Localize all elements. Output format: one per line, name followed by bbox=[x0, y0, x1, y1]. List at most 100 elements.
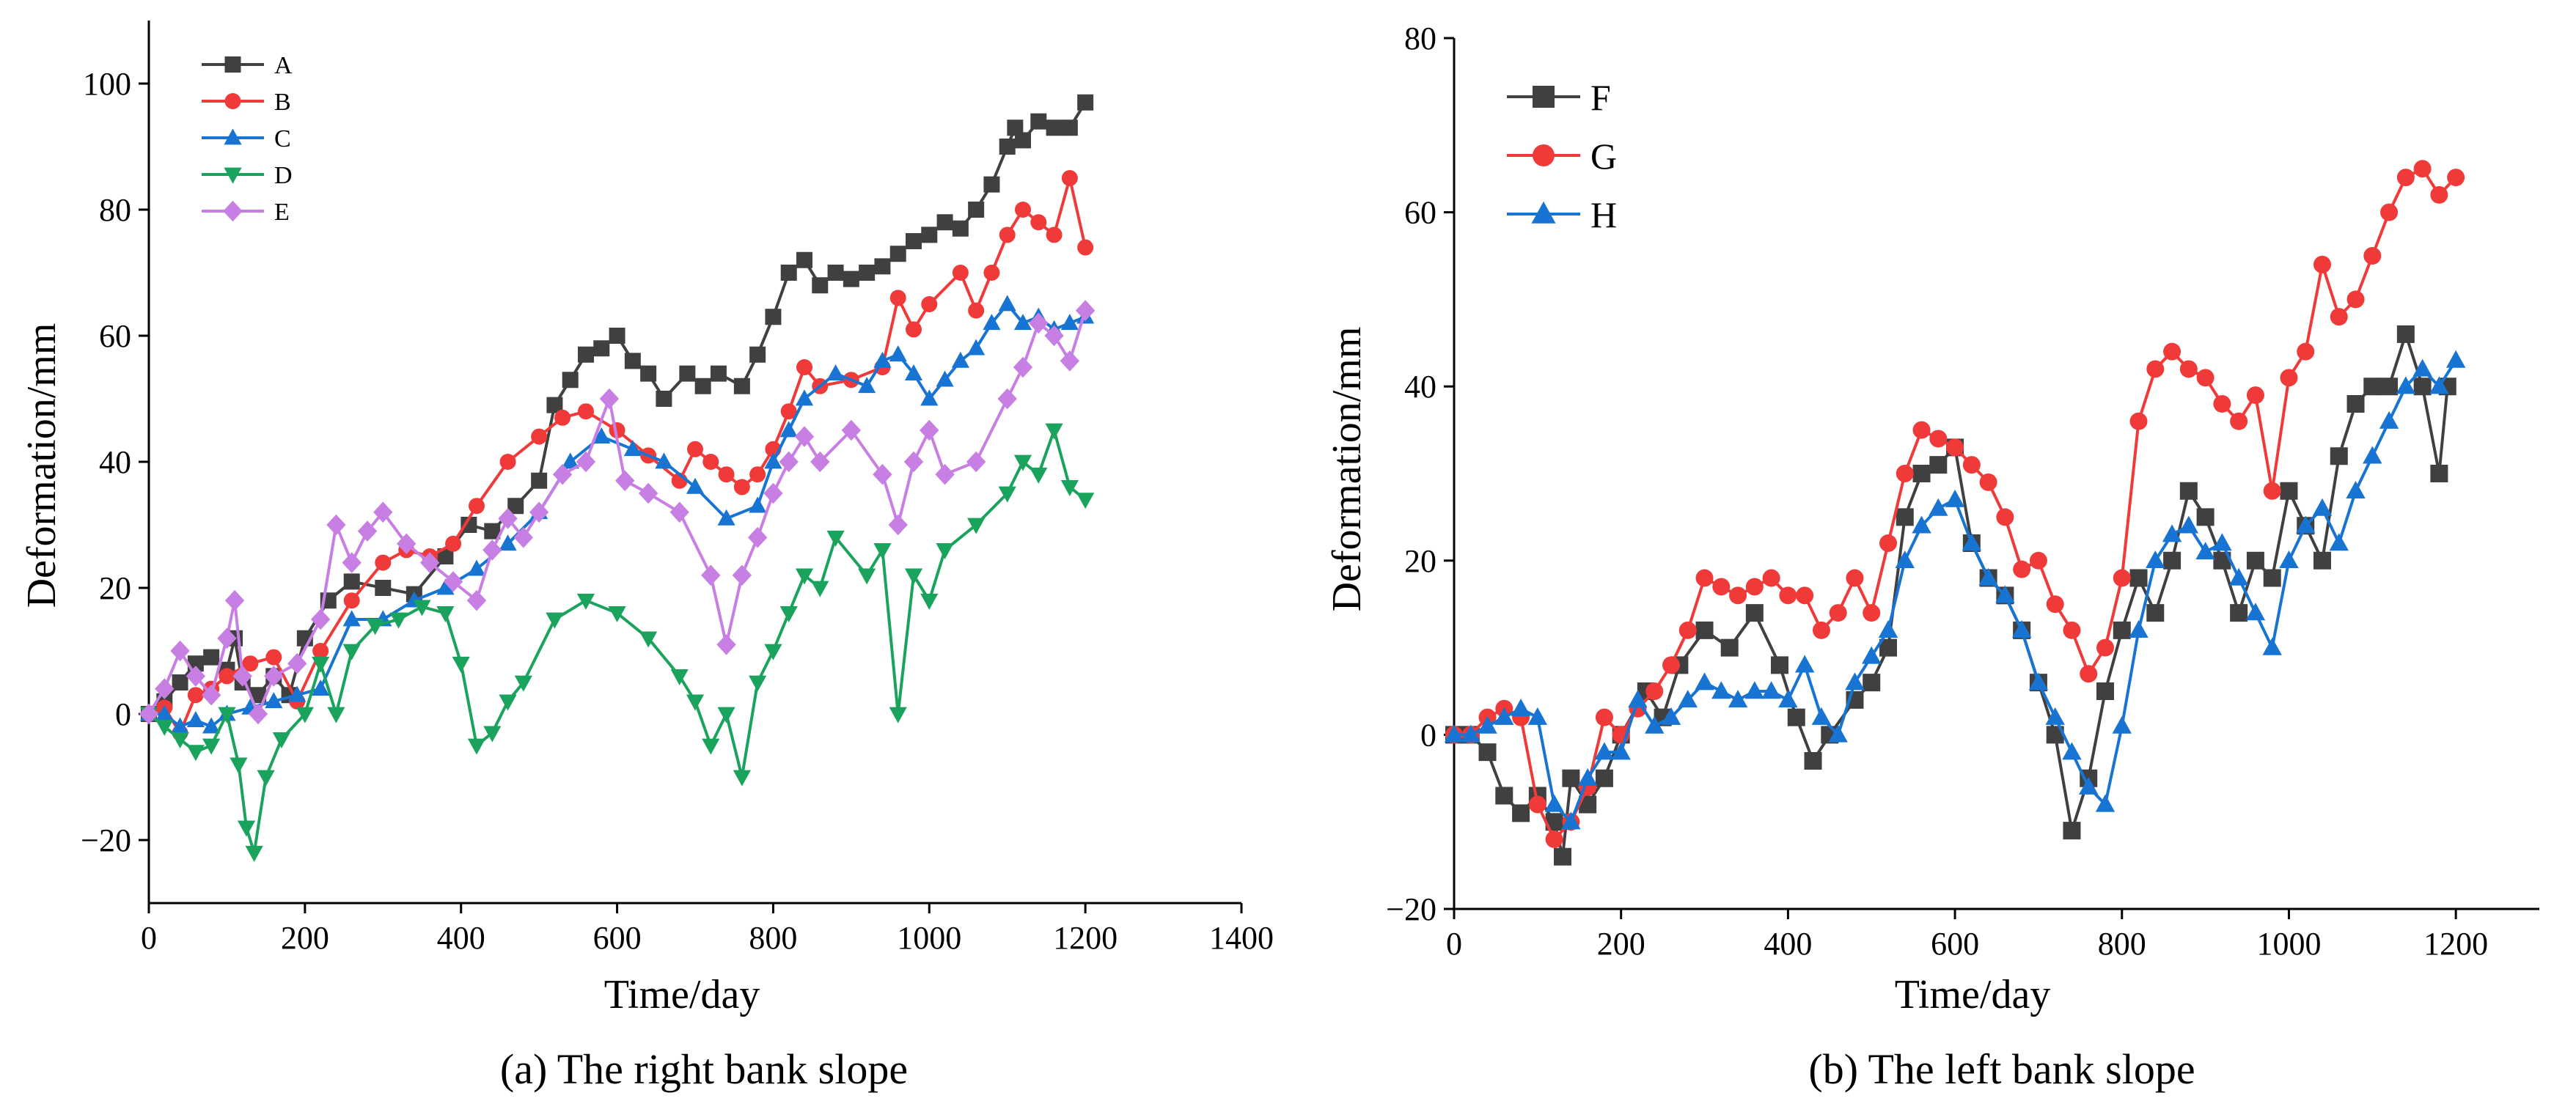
data-point-D bbox=[779, 606, 798, 623]
data-point-H bbox=[2329, 533, 2349, 551]
data-point-H bbox=[1577, 768, 1598, 786]
data-point-D bbox=[904, 568, 923, 585]
data-point-G bbox=[2113, 569, 2131, 587]
legend-label: C bbox=[274, 125, 291, 152]
data-point-A bbox=[921, 227, 938, 243]
data-point-E bbox=[903, 451, 924, 473]
data-point-A bbox=[889, 246, 906, 262]
data-point-G bbox=[2129, 412, 2148, 430]
data-point-B bbox=[952, 265, 969, 281]
x-tick-label: 400 bbox=[1764, 926, 1812, 962]
data-point-G bbox=[2430, 185, 2448, 204]
data-point-G bbox=[1962, 456, 1981, 474]
data-point-G bbox=[1678, 621, 1697, 639]
data-point-A bbox=[375, 580, 392, 596]
data-point-D bbox=[858, 568, 876, 585]
data-point-G bbox=[2230, 412, 2248, 430]
data-point-H bbox=[1828, 724, 1848, 743]
data-point-E bbox=[841, 419, 862, 441]
data-point-H bbox=[2028, 672, 2049, 691]
data-point-E bbox=[615, 470, 635, 492]
data-point-C bbox=[889, 345, 907, 362]
data-point-G bbox=[2330, 308, 2348, 326]
data-point-A bbox=[1030, 113, 1047, 130]
data-point-D bbox=[686, 694, 705, 711]
data-point-A bbox=[999, 139, 1016, 155]
data-point-B bbox=[219, 668, 235, 685]
data-point-D bbox=[483, 726, 502, 743]
data-point-C bbox=[592, 427, 611, 443]
data-point-B bbox=[796, 359, 812, 375]
data-point-D bbox=[733, 770, 751, 787]
data-point-D bbox=[826, 530, 845, 547]
x-tick-label: 0 bbox=[141, 920, 157, 956]
data-point-B bbox=[375, 554, 392, 571]
data-point-E bbox=[186, 666, 206, 687]
data-point-F bbox=[1745, 604, 1764, 622]
data-point-A bbox=[624, 353, 641, 369]
data-point-C bbox=[779, 421, 798, 438]
data-point-E bbox=[170, 640, 190, 662]
series-H bbox=[1444, 350, 2466, 830]
data-point-H bbox=[2129, 620, 2148, 638]
data-point-C bbox=[858, 377, 876, 394]
data-point-C bbox=[623, 440, 642, 457]
legend: FGH bbox=[1507, 77, 1617, 235]
data-point-D bbox=[967, 518, 986, 534]
data-point-C bbox=[904, 364, 923, 380]
data-point-F bbox=[2413, 378, 2432, 396]
data-point-G bbox=[2313, 255, 2331, 273]
data-point-B bbox=[499, 454, 516, 470]
x-axis-label: Time/day bbox=[604, 972, 760, 1017]
data-point-B bbox=[312, 643, 329, 659]
data-point-F bbox=[2196, 508, 2214, 526]
data-point-F bbox=[2179, 482, 2198, 500]
data-point-F bbox=[2430, 465, 2448, 482]
data-point-E bbox=[498, 508, 518, 529]
data-point-G bbox=[1846, 569, 1864, 587]
data-point-G bbox=[1812, 621, 1830, 639]
data-point-C bbox=[983, 314, 1001, 331]
data-point-B bbox=[1077, 239, 1094, 256]
data-point-G bbox=[1912, 421, 1931, 439]
data-point-H bbox=[1661, 707, 1681, 725]
data-point-H bbox=[2279, 551, 2299, 568]
data-point-C bbox=[467, 559, 486, 576]
data-point-E bbox=[920, 419, 939, 441]
caption-b: (b) The left bank slope bbox=[1808, 1045, 2195, 1093]
x-tick-label: 800 bbox=[749, 920, 797, 956]
legend-item-D: D bbox=[202, 162, 293, 189]
data-point-A bbox=[484, 523, 501, 540]
data-point-G bbox=[1929, 430, 1948, 448]
y-tick-label: 80 bbox=[1404, 21, 1436, 56]
data-point-H bbox=[2379, 410, 2399, 429]
data-point-H bbox=[2179, 515, 2199, 534]
data-point-D bbox=[1060, 480, 1079, 497]
legend-label: D bbox=[274, 162, 293, 189]
data-point-B bbox=[733, 479, 750, 496]
data-point-H bbox=[1711, 681, 1731, 699]
data-point-E bbox=[794, 426, 815, 447]
data-point-H bbox=[2296, 515, 2316, 534]
data-point-D bbox=[312, 656, 330, 673]
x-tick-label: 200 bbox=[1597, 926, 1645, 962]
legend-label: H bbox=[1590, 194, 1617, 235]
data-point-D bbox=[327, 707, 345, 723]
data-point-G bbox=[1979, 473, 1997, 491]
data-point-G bbox=[1946, 438, 1964, 457]
data-point-A bbox=[640, 365, 657, 382]
legend-label: E bbox=[274, 199, 290, 226]
data-point-H bbox=[1728, 690, 1748, 708]
data-point-E bbox=[357, 520, 378, 542]
data-point-H bbox=[1778, 690, 1798, 708]
data-point-E bbox=[443, 571, 463, 592]
data-point-A bbox=[874, 258, 891, 275]
data-point-G bbox=[1595, 708, 1613, 726]
legend-item-G: G bbox=[1507, 136, 1617, 177]
data-point-B bbox=[889, 290, 906, 306]
data-point-D bbox=[499, 694, 517, 711]
data-point-E bbox=[888, 514, 908, 536]
data-point-E bbox=[201, 684, 221, 706]
x-tick-label: 1000 bbox=[2256, 926, 2321, 962]
chart-left-bank-slope: 0 200 400 600 800 1000 1200 −20 0 20 40 60 80 FGH Tim… bbox=[1324, 21, 2539, 1093]
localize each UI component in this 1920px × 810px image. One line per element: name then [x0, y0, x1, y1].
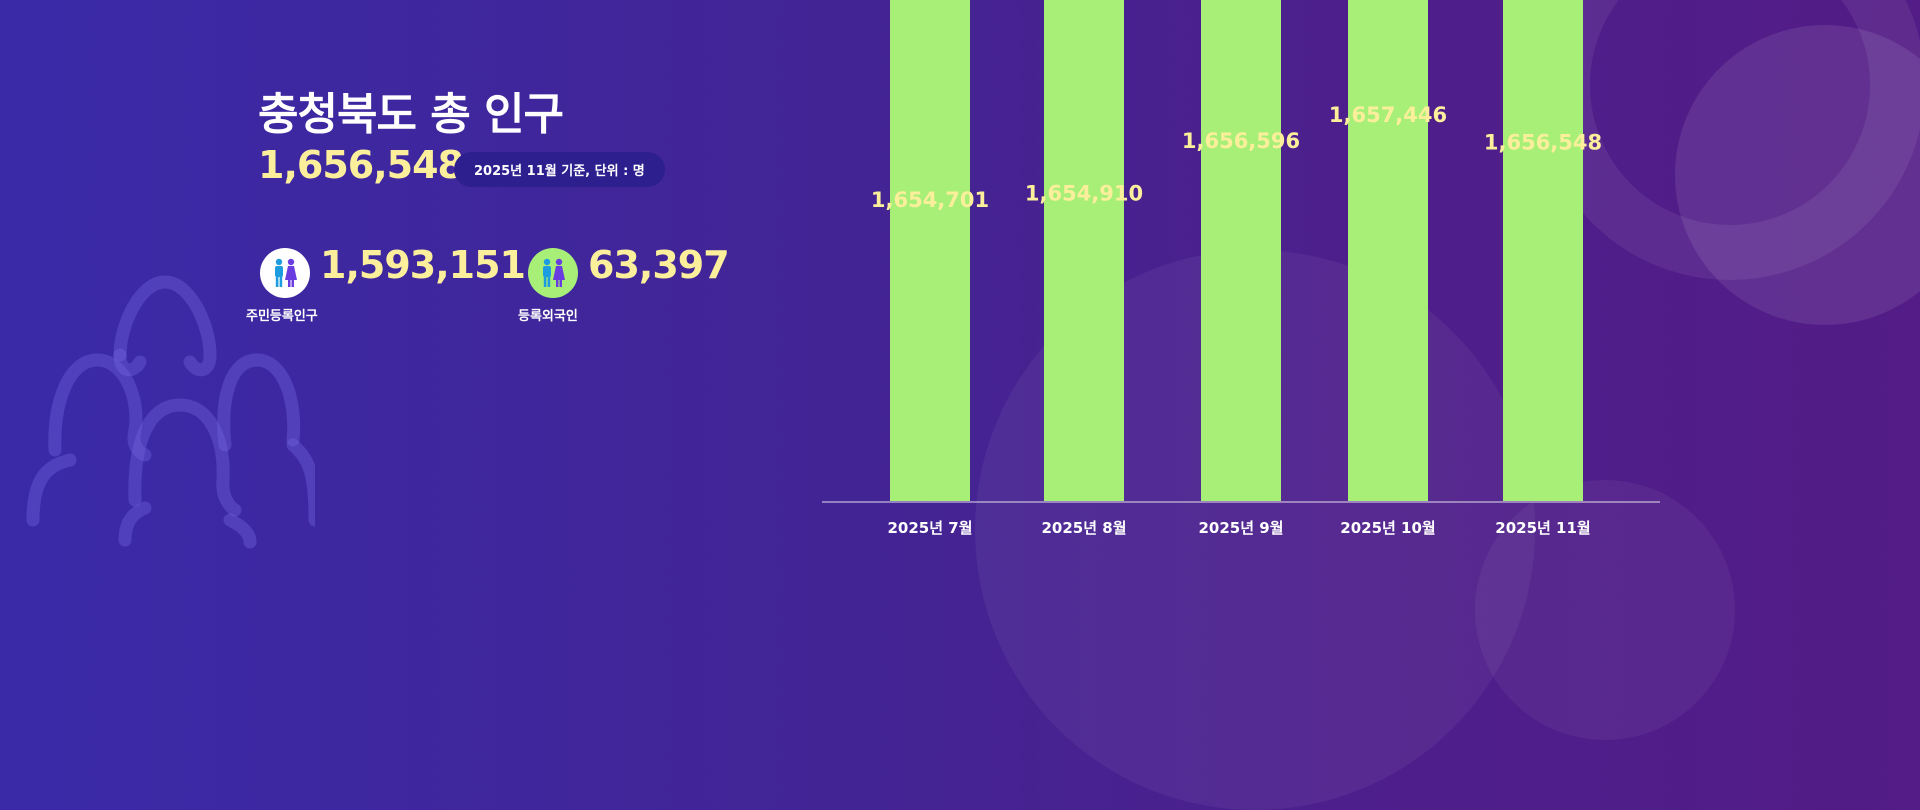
- foreign-people-icon: [528, 248, 578, 298]
- total-value-label: 1,657,446: [1329, 103, 1447, 127]
- resident-people-icon: [260, 248, 310, 298]
- foreign-bar: [1348, 0, 1428, 501]
- total-value-label: 1,656,596: [1182, 129, 1300, 153]
- total-value: 1,656,548: [258, 143, 464, 187]
- man-woman-icon: [543, 258, 565, 287]
- total-value-label: 1,654,701: [871, 188, 989, 212]
- foreign-bar: [890, 0, 970, 501]
- x-tick-label: 2025년 11월: [1495, 519, 1590, 537]
- resident-population-label: 주민등록인구: [246, 309, 318, 324]
- foreign-bar: [1201, 0, 1281, 501]
- foreign-population-label: 등록외국인: [518, 309, 578, 324]
- total-value-label: 1,654,910: [1025, 181, 1143, 205]
- x-tick-label: 2025년 8월: [1041, 519, 1126, 537]
- date-unit-badge: 2025년 11월 기준, 단위 : 명: [454, 152, 665, 187]
- man-woman-icon: [275, 258, 297, 287]
- x-tick-label: 2025년 7월: [887, 519, 972, 537]
- foreign-population-value: 63,397: [588, 243, 730, 287]
- total-value-label: 1,656,548: [1484, 131, 1602, 155]
- x-tick-label: 2025년 9월: [1198, 519, 1283, 537]
- foreign-bar: [1044, 0, 1124, 501]
- resident-population-value: 1,593,151: [320, 243, 526, 287]
- page-title: 충청북도 총 인구: [258, 89, 564, 140]
- foreign-bar: [1503, 0, 1583, 501]
- x-tick-label: 2025년 10월: [1340, 519, 1435, 537]
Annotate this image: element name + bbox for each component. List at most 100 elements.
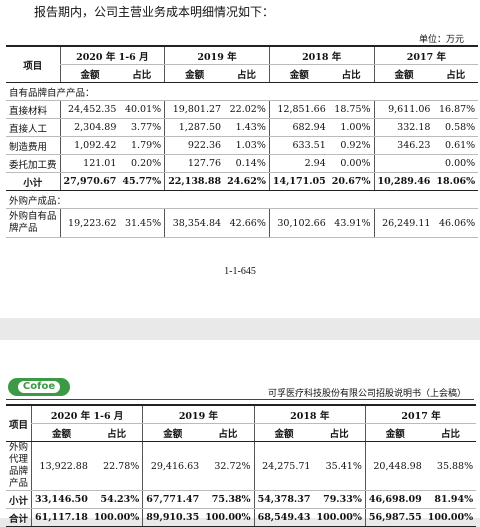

##############################

Written instruction: How many lines of the data above contain the word "elements"? Reply with the number only.

Answer for the task: 2